→ **Task requirements**:
Give only the number of lines in the data that contain the word "name".

→ **Supplied records**:
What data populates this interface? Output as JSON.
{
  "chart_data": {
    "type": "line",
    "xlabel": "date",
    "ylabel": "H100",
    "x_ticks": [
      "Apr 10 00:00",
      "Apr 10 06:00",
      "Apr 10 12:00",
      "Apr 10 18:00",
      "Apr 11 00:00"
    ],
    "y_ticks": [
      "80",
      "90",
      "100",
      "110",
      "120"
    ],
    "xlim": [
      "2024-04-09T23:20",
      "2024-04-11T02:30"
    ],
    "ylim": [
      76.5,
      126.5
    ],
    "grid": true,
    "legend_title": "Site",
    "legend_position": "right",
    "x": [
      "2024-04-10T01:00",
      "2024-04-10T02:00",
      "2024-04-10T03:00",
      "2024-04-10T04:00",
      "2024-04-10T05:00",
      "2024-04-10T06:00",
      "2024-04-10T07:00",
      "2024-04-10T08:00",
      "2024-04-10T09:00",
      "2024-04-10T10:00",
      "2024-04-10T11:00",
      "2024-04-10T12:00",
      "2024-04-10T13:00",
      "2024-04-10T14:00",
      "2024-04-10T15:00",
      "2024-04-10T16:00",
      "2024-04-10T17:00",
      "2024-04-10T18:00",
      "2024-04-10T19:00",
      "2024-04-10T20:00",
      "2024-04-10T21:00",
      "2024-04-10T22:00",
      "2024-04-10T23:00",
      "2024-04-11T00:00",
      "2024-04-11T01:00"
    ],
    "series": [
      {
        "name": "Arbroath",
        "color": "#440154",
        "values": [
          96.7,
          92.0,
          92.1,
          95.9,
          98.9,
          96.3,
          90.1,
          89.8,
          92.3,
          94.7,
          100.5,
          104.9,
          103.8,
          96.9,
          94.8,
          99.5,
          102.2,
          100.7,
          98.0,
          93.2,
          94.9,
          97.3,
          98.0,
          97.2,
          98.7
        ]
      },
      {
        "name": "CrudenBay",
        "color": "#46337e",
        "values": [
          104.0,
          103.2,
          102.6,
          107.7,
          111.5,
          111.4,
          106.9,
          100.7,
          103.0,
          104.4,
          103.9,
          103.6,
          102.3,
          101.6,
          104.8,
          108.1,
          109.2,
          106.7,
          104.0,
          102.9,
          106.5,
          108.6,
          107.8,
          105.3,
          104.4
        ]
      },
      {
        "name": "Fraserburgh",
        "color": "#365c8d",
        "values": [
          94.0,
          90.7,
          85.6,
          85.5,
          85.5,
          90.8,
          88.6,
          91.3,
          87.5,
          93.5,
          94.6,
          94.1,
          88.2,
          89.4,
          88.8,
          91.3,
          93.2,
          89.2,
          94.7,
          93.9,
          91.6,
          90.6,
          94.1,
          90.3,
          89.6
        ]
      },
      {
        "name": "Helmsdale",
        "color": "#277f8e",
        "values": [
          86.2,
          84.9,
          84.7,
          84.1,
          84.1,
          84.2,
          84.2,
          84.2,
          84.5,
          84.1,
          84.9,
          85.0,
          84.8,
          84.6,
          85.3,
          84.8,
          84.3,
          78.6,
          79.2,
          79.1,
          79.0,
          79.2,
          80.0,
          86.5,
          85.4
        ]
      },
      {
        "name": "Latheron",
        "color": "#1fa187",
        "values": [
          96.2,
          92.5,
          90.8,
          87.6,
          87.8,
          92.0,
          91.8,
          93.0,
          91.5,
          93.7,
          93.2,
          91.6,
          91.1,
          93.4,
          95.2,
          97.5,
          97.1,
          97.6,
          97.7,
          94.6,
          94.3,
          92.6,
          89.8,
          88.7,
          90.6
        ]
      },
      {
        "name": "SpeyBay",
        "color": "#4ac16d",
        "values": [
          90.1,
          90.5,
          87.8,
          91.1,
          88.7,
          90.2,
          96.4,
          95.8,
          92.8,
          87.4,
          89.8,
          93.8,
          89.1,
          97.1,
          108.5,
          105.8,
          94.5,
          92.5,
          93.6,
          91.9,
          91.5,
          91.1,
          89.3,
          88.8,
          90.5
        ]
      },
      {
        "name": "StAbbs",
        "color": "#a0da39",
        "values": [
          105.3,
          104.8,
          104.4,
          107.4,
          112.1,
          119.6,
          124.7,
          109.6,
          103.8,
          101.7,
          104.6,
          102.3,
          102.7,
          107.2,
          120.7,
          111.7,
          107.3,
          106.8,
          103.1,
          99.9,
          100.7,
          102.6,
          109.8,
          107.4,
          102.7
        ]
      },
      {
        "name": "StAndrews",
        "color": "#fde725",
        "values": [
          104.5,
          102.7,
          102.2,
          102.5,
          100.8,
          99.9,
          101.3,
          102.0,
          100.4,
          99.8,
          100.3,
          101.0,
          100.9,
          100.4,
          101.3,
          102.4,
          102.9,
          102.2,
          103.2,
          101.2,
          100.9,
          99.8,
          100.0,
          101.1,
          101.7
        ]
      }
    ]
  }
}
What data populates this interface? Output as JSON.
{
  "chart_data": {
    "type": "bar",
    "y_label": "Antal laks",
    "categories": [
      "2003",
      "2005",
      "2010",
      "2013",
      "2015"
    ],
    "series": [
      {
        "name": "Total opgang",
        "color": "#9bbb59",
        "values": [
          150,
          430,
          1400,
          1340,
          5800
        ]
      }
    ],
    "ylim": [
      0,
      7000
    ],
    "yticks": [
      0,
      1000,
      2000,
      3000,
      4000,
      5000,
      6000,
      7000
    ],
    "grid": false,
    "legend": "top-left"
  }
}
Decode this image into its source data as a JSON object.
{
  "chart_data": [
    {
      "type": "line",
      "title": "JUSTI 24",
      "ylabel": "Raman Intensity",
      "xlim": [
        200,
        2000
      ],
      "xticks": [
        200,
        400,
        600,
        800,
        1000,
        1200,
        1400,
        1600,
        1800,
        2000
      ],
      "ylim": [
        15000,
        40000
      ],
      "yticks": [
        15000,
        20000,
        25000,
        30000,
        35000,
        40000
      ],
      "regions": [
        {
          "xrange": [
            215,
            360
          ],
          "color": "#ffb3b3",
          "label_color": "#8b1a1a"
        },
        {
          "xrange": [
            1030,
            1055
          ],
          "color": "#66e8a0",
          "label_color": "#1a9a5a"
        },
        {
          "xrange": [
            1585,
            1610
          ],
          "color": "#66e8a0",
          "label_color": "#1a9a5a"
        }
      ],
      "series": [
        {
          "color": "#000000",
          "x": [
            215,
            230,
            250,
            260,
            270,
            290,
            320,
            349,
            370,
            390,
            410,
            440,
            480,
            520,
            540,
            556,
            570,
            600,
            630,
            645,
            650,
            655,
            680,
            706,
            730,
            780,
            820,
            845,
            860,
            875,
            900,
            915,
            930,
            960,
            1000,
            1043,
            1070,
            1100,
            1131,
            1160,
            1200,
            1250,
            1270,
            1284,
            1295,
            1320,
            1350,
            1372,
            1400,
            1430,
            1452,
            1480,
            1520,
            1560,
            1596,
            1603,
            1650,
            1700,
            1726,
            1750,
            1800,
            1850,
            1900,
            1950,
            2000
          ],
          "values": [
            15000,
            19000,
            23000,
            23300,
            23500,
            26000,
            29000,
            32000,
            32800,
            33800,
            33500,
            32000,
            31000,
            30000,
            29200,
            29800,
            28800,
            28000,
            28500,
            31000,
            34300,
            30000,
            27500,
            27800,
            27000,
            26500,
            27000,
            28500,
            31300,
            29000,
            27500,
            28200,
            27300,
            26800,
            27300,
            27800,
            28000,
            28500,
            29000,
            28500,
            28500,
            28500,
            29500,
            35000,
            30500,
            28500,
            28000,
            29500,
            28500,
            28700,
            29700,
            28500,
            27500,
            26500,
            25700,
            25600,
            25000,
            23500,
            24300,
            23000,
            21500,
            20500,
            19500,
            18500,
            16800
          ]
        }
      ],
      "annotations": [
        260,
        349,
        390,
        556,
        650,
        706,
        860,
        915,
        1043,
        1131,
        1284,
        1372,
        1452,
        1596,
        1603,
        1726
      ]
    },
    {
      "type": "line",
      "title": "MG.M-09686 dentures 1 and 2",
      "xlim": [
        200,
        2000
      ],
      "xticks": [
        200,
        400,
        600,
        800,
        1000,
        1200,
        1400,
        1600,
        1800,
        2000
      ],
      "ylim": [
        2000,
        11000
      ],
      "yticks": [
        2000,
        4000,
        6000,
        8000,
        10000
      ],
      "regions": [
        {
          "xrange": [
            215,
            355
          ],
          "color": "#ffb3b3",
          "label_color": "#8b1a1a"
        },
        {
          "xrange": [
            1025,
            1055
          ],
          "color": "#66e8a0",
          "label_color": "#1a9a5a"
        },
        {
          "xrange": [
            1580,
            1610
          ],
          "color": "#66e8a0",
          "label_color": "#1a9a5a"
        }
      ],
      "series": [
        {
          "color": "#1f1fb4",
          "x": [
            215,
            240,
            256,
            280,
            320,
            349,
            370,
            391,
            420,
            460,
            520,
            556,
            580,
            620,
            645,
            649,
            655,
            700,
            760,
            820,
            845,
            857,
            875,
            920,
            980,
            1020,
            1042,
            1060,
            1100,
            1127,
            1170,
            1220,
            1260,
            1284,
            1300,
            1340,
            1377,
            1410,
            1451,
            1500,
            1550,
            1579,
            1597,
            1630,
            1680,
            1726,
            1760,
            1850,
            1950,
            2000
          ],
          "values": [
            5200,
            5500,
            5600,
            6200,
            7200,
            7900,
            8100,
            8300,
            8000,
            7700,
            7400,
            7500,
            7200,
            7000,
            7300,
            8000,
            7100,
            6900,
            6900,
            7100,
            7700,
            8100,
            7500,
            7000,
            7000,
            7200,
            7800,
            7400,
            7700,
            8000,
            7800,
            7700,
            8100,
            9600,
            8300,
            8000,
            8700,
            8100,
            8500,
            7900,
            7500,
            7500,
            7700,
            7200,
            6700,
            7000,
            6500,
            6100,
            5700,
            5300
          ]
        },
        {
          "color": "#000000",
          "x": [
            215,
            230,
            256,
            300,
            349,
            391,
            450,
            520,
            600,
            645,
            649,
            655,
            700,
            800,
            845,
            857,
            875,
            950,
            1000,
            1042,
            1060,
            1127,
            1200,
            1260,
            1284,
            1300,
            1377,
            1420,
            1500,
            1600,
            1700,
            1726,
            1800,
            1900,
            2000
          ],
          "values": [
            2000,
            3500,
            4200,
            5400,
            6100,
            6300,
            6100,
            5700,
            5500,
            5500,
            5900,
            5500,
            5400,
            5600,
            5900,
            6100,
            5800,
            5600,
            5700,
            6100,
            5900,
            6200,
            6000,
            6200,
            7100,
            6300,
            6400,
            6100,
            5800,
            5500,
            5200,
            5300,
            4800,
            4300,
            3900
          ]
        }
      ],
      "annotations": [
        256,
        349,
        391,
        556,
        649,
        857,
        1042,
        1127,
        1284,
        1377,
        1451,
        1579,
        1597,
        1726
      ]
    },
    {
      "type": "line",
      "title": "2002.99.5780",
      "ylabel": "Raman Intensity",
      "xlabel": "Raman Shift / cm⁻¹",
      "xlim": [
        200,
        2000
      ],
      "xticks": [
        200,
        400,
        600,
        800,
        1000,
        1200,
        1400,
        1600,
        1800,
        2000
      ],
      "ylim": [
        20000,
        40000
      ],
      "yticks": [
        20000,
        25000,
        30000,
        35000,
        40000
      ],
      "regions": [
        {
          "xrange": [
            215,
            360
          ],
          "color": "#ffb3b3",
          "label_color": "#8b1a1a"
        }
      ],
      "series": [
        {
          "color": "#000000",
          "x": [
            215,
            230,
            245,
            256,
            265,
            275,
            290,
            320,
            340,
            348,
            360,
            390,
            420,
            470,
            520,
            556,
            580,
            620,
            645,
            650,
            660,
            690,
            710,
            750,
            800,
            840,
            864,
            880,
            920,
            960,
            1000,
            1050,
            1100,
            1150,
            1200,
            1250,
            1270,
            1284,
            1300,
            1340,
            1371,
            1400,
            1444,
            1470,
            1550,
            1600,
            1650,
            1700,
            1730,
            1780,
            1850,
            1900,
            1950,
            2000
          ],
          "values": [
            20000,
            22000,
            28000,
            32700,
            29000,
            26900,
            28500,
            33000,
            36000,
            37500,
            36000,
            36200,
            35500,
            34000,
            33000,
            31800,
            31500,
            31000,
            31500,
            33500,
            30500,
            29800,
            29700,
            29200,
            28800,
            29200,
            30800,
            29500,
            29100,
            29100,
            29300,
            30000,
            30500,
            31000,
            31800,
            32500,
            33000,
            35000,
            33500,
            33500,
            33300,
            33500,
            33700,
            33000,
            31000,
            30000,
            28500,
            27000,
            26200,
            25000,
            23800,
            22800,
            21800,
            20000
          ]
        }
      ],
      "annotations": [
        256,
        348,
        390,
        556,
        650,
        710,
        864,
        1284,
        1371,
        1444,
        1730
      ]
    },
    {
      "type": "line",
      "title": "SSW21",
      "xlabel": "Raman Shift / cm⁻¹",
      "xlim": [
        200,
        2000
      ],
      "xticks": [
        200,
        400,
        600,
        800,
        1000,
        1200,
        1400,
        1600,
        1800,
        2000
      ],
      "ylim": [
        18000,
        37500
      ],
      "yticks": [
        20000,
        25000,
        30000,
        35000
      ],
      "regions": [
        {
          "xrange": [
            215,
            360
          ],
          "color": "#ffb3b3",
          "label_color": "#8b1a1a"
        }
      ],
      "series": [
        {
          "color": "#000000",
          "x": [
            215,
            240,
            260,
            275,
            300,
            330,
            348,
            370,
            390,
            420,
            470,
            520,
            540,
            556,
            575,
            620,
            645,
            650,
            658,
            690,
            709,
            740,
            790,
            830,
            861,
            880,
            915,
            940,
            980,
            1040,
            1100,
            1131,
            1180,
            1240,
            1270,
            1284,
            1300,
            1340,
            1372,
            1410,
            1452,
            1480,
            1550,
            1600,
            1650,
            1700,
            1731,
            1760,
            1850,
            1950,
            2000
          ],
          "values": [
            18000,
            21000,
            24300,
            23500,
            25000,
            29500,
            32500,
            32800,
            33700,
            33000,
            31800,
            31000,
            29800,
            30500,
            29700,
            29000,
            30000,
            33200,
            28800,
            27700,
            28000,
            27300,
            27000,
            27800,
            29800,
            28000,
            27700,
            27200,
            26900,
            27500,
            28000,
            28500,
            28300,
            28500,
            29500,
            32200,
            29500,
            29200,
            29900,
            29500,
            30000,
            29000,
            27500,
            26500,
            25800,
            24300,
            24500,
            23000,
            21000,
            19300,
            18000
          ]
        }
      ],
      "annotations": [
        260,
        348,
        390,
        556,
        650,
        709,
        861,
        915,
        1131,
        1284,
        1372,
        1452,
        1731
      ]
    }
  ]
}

→ **Reply to the exercise**:
9